=== SUPPLIED RECORDS ===
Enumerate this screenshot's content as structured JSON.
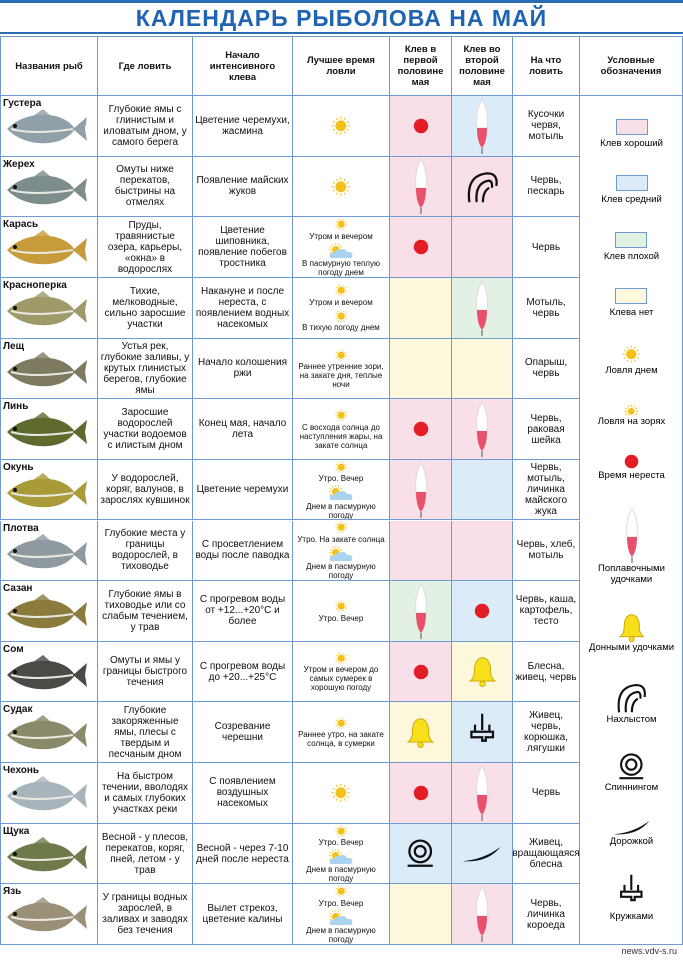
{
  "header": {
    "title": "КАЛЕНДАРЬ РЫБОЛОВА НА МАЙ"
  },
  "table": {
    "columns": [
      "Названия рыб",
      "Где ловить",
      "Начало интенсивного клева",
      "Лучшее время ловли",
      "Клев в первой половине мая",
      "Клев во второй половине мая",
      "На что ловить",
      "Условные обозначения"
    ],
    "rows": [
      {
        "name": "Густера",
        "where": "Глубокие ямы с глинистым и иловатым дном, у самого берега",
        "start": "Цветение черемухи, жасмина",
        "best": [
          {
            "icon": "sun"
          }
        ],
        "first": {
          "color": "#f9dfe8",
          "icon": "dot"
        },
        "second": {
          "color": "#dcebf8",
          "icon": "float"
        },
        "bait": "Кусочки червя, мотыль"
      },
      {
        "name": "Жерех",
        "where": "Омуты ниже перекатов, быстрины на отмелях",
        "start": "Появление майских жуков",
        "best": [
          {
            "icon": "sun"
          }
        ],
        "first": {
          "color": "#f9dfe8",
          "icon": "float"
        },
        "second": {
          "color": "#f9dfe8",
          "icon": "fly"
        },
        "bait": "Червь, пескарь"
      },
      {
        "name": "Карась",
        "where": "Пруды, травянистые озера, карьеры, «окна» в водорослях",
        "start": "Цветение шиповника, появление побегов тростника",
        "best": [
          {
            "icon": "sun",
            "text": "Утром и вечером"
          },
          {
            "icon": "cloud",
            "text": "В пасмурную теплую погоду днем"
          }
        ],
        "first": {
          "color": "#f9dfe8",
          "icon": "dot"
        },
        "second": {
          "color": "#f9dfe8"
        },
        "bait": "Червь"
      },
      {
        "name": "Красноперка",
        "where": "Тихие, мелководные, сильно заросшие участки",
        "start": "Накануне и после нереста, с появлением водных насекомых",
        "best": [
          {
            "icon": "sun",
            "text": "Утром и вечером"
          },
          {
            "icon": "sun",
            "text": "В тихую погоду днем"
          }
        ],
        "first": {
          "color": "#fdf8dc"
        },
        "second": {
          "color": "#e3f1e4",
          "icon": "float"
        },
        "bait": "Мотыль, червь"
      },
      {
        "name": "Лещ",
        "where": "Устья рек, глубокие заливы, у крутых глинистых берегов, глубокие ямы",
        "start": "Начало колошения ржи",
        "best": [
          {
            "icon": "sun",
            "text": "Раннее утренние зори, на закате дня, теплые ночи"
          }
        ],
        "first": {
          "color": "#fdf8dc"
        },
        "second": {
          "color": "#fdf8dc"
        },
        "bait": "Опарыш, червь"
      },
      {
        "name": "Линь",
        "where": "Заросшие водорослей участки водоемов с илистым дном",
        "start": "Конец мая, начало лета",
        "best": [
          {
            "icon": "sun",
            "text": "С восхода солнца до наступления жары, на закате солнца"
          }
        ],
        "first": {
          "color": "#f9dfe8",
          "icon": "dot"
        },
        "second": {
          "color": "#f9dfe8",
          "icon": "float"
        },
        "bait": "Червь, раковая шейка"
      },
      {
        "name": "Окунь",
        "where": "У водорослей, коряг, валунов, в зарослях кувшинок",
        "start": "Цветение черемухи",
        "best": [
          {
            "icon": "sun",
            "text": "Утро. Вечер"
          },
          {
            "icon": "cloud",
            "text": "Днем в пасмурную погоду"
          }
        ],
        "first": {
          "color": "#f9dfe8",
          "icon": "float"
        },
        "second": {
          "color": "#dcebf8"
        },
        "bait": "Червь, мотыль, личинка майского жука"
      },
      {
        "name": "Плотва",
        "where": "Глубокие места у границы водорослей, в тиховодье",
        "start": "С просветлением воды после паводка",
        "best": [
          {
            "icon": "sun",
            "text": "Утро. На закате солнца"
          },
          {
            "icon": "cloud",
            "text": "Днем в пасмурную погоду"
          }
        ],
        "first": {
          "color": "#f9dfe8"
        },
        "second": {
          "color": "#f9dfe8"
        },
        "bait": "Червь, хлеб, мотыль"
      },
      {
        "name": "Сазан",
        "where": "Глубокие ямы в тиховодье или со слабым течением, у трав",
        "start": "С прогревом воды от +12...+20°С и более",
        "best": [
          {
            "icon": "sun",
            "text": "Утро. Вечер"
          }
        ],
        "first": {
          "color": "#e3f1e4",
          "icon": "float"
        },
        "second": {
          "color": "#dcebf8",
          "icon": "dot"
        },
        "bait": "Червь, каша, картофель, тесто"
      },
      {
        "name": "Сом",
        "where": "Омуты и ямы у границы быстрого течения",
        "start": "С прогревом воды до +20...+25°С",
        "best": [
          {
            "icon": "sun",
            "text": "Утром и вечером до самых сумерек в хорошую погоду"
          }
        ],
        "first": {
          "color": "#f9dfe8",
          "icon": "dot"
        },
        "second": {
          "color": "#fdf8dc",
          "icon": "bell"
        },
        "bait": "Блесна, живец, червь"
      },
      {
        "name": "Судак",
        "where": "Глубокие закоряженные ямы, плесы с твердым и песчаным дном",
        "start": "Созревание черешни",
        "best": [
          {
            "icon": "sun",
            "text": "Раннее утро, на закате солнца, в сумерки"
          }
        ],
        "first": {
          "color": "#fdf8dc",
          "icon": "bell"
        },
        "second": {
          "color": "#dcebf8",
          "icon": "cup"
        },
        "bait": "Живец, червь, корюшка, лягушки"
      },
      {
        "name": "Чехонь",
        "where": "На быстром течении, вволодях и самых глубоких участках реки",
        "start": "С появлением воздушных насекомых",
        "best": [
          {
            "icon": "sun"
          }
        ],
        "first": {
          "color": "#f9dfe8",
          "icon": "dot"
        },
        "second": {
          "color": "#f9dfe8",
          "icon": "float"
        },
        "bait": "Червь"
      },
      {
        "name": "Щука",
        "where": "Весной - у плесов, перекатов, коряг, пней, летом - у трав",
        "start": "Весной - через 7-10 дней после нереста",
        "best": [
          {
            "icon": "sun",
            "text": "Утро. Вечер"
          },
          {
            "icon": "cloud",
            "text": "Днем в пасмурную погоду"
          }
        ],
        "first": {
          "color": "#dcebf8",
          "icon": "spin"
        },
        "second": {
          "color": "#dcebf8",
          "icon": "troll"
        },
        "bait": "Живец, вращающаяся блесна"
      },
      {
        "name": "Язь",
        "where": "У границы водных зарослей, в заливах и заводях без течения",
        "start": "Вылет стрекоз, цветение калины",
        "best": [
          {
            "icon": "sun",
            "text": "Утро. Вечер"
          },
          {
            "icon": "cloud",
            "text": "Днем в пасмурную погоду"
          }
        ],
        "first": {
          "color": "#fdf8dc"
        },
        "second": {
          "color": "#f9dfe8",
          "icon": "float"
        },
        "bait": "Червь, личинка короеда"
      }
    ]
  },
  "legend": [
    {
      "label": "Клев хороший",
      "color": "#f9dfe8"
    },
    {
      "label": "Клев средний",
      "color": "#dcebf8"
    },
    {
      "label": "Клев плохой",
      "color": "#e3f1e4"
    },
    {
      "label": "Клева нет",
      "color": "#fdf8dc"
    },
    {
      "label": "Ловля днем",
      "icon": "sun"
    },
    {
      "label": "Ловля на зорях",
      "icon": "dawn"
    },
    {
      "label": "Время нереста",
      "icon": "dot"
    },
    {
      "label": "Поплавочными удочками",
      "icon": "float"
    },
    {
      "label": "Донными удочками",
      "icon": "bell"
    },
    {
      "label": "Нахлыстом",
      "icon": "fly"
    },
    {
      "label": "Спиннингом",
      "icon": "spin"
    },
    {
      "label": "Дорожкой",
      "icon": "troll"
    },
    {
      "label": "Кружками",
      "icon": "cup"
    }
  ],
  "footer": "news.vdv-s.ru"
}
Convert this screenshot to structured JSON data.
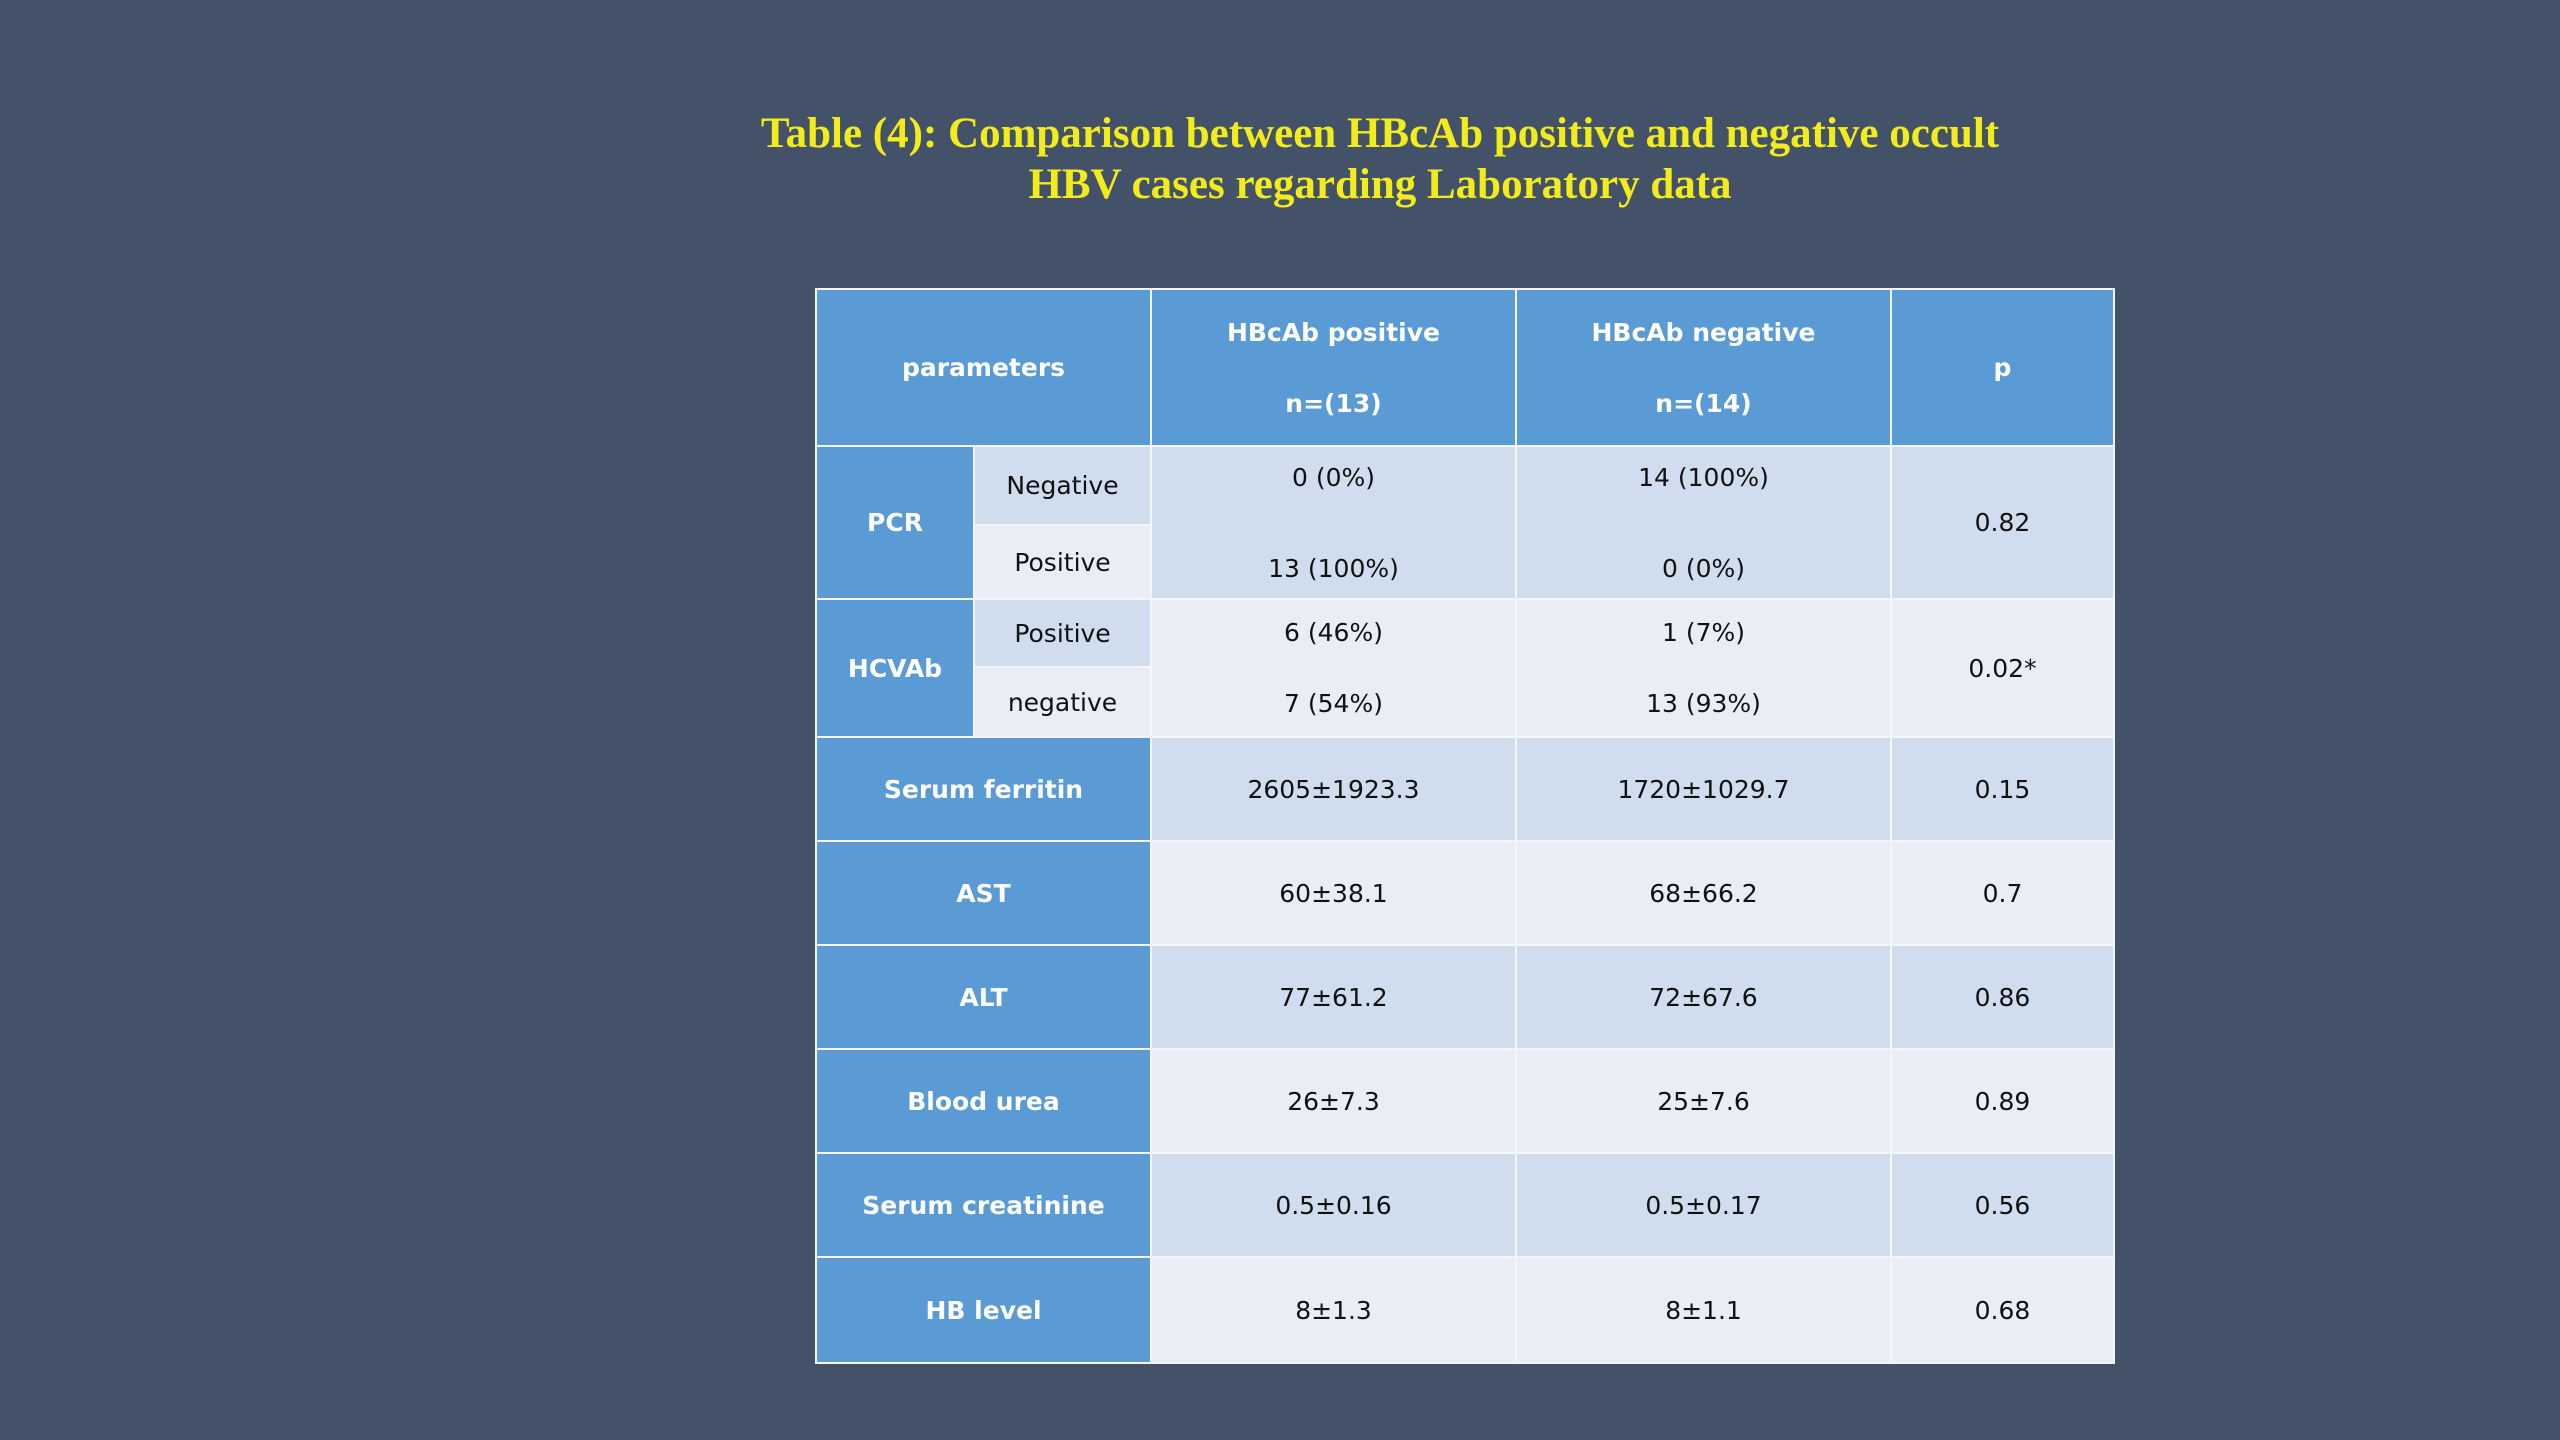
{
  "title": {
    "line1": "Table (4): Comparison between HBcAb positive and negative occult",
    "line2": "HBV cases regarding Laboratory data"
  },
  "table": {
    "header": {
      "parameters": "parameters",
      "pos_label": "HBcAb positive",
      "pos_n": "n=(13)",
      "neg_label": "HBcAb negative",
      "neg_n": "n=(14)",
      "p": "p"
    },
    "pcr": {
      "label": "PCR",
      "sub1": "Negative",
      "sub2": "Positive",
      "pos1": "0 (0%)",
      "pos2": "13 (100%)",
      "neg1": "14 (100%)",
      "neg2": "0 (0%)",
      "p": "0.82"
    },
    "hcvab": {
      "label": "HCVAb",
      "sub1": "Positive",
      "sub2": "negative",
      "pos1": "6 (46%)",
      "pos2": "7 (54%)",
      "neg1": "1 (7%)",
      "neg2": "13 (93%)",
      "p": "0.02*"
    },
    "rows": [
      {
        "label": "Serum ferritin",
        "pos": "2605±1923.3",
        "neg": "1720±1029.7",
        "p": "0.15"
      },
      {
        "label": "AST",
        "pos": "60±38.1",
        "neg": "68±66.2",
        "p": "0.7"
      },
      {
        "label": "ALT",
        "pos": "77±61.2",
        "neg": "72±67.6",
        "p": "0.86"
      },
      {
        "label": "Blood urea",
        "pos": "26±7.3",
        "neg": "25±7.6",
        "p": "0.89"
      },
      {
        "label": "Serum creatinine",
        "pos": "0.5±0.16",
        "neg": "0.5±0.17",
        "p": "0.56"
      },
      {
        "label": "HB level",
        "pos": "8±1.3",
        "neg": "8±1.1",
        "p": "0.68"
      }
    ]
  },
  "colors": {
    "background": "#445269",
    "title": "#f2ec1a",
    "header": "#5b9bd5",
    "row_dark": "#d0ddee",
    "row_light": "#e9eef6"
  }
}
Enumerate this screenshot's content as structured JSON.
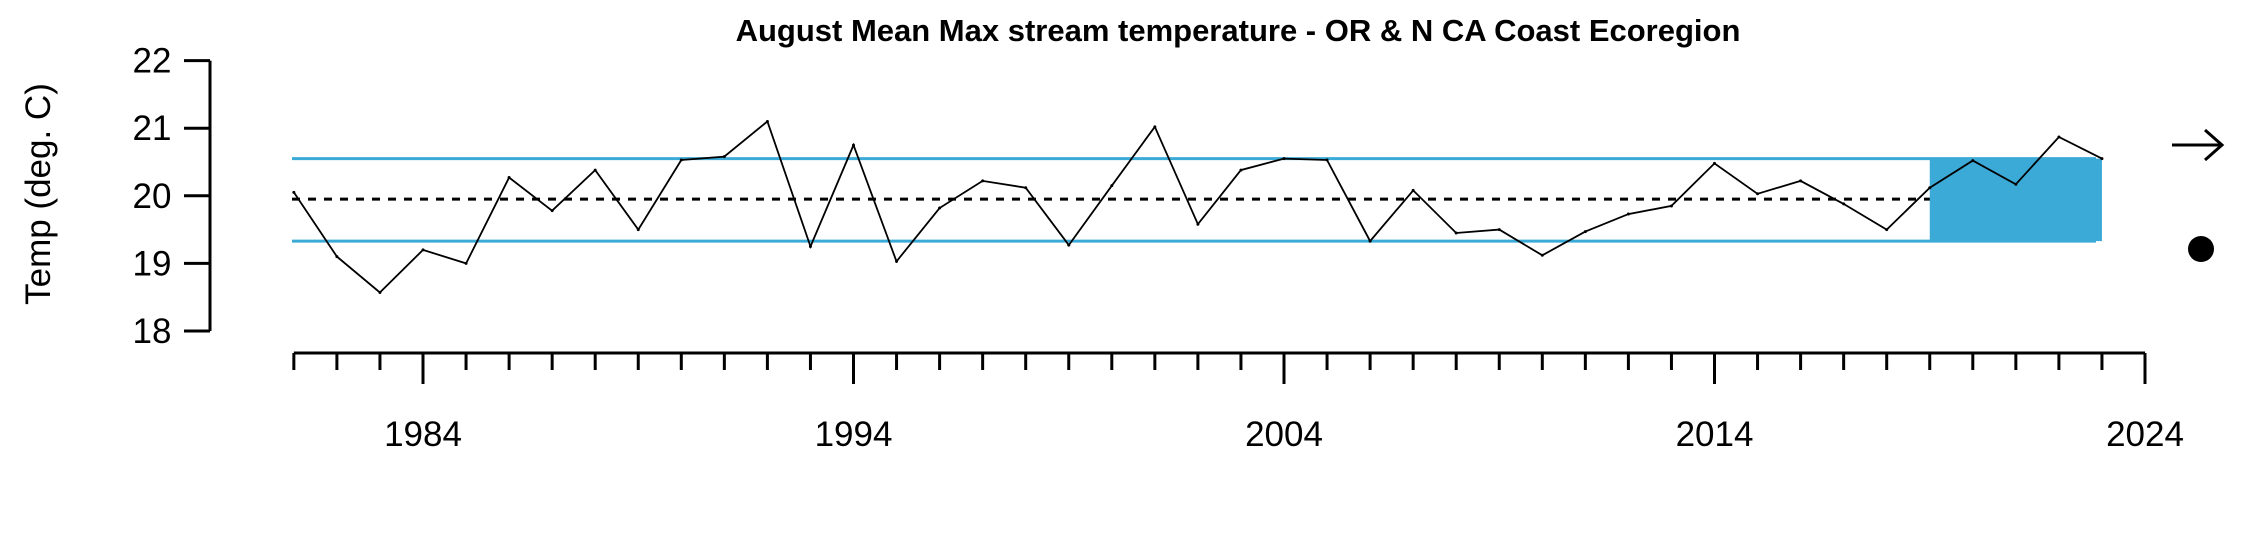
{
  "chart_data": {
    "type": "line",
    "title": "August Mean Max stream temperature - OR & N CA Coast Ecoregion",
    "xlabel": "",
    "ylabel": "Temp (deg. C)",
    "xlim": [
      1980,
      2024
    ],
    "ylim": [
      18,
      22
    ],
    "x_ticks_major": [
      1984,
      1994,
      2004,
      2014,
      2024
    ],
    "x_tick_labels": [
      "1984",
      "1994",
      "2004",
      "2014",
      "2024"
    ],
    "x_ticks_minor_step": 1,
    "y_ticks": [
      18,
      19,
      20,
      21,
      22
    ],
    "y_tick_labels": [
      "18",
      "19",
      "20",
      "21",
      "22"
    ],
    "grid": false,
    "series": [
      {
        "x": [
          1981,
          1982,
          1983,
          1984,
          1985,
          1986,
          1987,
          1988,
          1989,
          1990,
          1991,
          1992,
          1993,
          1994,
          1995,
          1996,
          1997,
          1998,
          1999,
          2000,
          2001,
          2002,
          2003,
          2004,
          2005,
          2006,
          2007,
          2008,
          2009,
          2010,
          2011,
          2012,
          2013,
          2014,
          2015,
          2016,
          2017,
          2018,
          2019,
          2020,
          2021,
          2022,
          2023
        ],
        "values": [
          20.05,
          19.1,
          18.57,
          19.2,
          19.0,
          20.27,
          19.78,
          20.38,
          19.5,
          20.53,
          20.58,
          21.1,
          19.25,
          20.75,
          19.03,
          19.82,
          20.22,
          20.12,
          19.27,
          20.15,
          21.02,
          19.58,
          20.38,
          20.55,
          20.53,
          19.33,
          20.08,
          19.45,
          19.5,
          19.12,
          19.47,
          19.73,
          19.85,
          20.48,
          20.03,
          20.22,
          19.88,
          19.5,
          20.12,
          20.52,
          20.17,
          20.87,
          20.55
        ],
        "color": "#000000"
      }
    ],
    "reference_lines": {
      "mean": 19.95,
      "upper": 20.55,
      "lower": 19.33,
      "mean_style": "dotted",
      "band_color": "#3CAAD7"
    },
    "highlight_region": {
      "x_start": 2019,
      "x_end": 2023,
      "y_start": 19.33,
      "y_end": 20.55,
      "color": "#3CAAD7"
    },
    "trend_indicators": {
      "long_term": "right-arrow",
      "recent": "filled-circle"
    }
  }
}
===
SET EXERCISE: Copy out each line of the entries that holds "коряг".

SOLUTION FOR THIS EXERCISE:
        "where": "У водорослей, коряг, валунов, в зарослях кувшинок",
        "where": "Весной - у плесов, перекатов, коряг, пней, летом - у трав",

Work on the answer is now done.